*What you should do*:
Your task is to locate every line holding the string "ylabel" and to copy each of them.

*Entries*:
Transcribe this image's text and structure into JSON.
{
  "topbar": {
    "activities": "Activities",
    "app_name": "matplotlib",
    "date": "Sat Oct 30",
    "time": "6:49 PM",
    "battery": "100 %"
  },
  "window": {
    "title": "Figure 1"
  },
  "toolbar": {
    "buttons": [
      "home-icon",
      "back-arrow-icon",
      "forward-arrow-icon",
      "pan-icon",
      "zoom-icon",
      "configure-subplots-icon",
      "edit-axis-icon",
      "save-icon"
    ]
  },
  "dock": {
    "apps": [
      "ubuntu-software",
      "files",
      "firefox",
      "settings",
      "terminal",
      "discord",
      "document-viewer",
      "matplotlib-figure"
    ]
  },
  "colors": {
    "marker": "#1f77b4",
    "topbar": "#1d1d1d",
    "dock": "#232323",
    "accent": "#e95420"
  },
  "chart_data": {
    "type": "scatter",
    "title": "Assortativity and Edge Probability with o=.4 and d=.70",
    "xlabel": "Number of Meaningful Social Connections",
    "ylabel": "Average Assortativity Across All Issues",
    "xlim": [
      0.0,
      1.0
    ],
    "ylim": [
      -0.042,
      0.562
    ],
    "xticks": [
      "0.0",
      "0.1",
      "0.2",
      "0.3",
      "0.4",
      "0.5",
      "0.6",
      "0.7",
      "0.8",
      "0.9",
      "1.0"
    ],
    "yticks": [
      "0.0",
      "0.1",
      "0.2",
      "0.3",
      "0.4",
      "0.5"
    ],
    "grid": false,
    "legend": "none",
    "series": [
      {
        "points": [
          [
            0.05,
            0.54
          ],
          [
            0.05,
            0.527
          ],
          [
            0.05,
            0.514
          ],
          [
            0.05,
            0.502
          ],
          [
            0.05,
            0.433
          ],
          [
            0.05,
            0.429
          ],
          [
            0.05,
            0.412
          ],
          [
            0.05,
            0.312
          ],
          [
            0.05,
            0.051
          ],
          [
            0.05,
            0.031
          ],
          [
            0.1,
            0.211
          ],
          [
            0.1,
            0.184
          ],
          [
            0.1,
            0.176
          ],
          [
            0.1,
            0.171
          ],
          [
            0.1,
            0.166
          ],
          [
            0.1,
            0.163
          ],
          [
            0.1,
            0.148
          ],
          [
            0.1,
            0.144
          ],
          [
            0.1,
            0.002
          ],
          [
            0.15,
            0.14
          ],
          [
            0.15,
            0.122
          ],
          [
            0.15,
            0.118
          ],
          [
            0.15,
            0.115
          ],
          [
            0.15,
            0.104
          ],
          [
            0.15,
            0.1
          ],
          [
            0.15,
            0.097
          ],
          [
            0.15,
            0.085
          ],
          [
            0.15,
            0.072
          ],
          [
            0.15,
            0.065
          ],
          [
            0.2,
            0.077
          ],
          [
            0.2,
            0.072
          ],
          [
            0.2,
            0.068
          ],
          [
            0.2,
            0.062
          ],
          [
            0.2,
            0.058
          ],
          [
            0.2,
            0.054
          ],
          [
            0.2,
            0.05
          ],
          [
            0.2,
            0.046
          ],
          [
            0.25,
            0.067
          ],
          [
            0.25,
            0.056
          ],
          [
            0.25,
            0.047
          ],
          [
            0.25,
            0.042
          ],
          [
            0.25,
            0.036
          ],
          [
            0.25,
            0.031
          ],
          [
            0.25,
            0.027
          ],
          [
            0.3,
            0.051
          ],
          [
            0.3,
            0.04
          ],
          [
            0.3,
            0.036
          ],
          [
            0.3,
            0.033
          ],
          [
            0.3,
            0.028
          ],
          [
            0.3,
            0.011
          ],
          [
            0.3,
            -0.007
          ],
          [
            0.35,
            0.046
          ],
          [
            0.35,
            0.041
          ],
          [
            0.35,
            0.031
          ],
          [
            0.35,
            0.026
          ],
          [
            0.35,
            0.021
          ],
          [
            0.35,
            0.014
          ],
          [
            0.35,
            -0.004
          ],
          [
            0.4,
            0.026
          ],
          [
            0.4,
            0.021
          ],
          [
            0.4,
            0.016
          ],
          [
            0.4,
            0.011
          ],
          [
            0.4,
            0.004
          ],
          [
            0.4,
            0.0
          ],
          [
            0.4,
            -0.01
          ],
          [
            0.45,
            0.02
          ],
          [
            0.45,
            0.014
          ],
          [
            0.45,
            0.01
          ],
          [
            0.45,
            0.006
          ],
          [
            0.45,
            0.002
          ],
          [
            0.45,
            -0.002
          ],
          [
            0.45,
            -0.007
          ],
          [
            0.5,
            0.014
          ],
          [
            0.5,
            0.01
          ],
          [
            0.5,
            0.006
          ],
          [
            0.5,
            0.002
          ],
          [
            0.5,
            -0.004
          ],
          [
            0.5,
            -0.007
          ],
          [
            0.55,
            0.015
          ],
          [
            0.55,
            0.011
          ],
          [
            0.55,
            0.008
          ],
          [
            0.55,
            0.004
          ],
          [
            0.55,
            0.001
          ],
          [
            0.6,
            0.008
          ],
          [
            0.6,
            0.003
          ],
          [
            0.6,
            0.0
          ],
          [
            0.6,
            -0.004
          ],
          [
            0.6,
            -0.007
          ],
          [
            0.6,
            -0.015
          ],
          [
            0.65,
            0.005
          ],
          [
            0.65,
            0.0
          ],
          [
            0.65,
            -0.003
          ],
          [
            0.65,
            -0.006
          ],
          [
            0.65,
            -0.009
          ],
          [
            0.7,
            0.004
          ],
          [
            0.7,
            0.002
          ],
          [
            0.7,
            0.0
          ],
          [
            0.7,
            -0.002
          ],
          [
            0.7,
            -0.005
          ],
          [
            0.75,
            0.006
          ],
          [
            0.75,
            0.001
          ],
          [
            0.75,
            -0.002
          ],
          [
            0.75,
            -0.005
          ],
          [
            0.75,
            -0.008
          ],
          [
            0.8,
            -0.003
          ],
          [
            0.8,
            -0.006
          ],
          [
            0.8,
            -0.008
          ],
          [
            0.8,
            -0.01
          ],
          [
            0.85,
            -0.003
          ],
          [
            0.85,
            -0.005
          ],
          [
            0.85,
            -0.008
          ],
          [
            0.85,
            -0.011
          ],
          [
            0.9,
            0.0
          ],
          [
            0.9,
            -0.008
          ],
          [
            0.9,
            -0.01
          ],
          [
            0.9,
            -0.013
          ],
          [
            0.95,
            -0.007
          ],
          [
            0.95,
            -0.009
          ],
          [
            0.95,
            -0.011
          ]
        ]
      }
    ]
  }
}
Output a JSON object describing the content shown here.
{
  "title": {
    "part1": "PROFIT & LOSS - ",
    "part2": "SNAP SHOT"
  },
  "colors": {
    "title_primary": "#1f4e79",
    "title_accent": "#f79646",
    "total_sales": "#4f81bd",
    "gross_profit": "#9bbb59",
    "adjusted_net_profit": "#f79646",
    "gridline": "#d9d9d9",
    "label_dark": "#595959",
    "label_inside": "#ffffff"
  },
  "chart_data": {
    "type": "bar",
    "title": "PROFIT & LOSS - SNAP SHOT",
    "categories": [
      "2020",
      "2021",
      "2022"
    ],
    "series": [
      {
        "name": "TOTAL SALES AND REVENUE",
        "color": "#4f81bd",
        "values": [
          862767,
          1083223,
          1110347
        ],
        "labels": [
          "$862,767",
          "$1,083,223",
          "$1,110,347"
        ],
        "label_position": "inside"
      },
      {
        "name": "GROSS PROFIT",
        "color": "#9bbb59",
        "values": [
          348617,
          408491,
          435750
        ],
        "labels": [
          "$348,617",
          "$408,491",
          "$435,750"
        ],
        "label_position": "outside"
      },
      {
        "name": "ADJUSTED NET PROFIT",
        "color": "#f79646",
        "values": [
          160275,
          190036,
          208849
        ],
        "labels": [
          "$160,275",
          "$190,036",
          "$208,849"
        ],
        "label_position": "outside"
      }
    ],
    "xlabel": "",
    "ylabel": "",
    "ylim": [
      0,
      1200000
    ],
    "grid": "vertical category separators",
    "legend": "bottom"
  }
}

*Written reply*:
    "ylabel": "Average Assortativity Across All Issues",
    "ylabel": "",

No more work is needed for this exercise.